**What you need to do:** Copy the records word for word, from the first line through the line that contains "font-italic-icon[interactable]: A —".

**Available records:**
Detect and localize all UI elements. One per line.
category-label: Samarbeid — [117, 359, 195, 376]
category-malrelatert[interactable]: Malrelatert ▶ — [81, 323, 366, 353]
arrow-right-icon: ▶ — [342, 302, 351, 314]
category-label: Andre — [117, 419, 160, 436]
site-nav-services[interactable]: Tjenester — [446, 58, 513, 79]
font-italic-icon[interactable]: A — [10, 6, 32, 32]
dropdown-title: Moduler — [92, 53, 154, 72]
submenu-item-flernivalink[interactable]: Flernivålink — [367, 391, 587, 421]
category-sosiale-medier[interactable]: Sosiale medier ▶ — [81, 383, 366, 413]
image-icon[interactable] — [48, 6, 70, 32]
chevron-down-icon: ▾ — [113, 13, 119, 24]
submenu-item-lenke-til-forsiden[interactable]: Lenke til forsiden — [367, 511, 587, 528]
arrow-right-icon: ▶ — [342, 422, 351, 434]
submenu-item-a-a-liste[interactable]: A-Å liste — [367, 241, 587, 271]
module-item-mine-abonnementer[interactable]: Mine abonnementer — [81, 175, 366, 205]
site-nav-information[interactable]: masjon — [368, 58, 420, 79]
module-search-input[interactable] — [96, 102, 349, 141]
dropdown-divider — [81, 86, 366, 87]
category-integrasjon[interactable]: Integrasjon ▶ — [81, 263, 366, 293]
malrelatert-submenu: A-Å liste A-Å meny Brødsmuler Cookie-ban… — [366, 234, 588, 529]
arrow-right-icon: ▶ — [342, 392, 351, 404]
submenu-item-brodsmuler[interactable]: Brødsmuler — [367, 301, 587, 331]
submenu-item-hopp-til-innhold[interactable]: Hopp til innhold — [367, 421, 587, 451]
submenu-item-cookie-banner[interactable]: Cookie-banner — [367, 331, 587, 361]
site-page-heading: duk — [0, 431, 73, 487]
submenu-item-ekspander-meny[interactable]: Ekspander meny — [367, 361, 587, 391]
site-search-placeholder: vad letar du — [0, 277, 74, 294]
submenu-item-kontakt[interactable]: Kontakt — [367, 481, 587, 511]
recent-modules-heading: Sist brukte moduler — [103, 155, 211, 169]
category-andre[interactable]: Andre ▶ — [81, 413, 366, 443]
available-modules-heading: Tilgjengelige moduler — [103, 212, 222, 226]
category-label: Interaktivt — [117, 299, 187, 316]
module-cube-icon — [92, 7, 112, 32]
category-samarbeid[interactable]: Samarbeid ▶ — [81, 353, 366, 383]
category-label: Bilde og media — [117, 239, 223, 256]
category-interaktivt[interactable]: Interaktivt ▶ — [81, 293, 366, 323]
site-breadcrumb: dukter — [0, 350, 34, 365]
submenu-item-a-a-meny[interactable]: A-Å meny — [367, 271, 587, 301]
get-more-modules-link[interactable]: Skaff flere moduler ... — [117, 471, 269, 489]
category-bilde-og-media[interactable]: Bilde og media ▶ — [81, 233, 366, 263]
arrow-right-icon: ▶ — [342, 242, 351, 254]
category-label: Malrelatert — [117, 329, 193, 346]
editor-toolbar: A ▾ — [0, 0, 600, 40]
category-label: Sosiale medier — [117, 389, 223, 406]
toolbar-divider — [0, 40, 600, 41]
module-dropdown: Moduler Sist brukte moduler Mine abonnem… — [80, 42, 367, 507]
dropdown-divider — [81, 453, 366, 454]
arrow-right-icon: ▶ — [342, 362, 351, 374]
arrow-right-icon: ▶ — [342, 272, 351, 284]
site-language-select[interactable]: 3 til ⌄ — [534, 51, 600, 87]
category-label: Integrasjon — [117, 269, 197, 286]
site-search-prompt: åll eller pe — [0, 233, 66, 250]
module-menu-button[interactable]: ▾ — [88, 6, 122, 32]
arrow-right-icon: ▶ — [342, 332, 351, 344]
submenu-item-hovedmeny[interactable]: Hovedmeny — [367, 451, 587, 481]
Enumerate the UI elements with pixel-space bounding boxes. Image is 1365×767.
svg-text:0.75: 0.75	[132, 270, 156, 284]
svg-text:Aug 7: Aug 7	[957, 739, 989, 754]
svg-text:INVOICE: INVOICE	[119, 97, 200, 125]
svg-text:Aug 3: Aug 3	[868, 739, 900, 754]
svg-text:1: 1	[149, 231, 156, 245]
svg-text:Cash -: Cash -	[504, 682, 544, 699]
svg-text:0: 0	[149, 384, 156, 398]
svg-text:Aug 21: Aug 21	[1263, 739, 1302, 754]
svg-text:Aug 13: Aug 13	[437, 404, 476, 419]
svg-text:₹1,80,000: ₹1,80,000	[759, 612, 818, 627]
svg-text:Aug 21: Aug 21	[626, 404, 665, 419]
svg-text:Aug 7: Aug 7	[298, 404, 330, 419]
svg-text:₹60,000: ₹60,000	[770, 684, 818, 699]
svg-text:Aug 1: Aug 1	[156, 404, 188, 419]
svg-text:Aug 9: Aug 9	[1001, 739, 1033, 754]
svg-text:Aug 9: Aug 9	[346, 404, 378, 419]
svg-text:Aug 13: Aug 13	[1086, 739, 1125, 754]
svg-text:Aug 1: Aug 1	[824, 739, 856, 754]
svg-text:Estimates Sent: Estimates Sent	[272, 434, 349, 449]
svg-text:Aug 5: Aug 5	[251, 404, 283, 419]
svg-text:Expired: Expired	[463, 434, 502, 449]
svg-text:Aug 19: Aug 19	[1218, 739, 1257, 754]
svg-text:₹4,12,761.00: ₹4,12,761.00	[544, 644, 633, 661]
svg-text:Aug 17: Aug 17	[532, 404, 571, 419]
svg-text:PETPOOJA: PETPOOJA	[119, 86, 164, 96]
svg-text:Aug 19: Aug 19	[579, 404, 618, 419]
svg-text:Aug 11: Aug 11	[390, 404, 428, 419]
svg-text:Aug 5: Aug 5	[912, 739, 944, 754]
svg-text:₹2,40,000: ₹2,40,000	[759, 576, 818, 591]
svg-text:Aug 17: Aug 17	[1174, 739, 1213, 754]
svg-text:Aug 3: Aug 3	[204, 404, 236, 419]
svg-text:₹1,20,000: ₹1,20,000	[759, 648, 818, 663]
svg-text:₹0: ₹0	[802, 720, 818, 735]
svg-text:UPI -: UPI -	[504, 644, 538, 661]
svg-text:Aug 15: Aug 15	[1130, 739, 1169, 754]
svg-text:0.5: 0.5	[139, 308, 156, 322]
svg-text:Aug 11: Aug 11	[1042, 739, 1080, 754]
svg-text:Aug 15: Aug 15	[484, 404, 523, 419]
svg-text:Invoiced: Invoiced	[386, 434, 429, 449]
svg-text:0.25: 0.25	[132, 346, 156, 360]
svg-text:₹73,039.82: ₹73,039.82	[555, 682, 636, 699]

**Result of the exercise:**
Detect and localize all UI elements. One per line.
category-label: Samarbeid — [117, 359, 195, 376]
category-malrelatert[interactable]: Malrelatert ▶ — [81, 323, 366, 353]
arrow-right-icon: ▶ — [342, 302, 351, 314]
category-label: Andre — [117, 419, 160, 436]
site-nav-services[interactable]: Tjenester — [446, 58, 513, 79]
font-italic-icon[interactable]: A — [10, 6, 32, 32]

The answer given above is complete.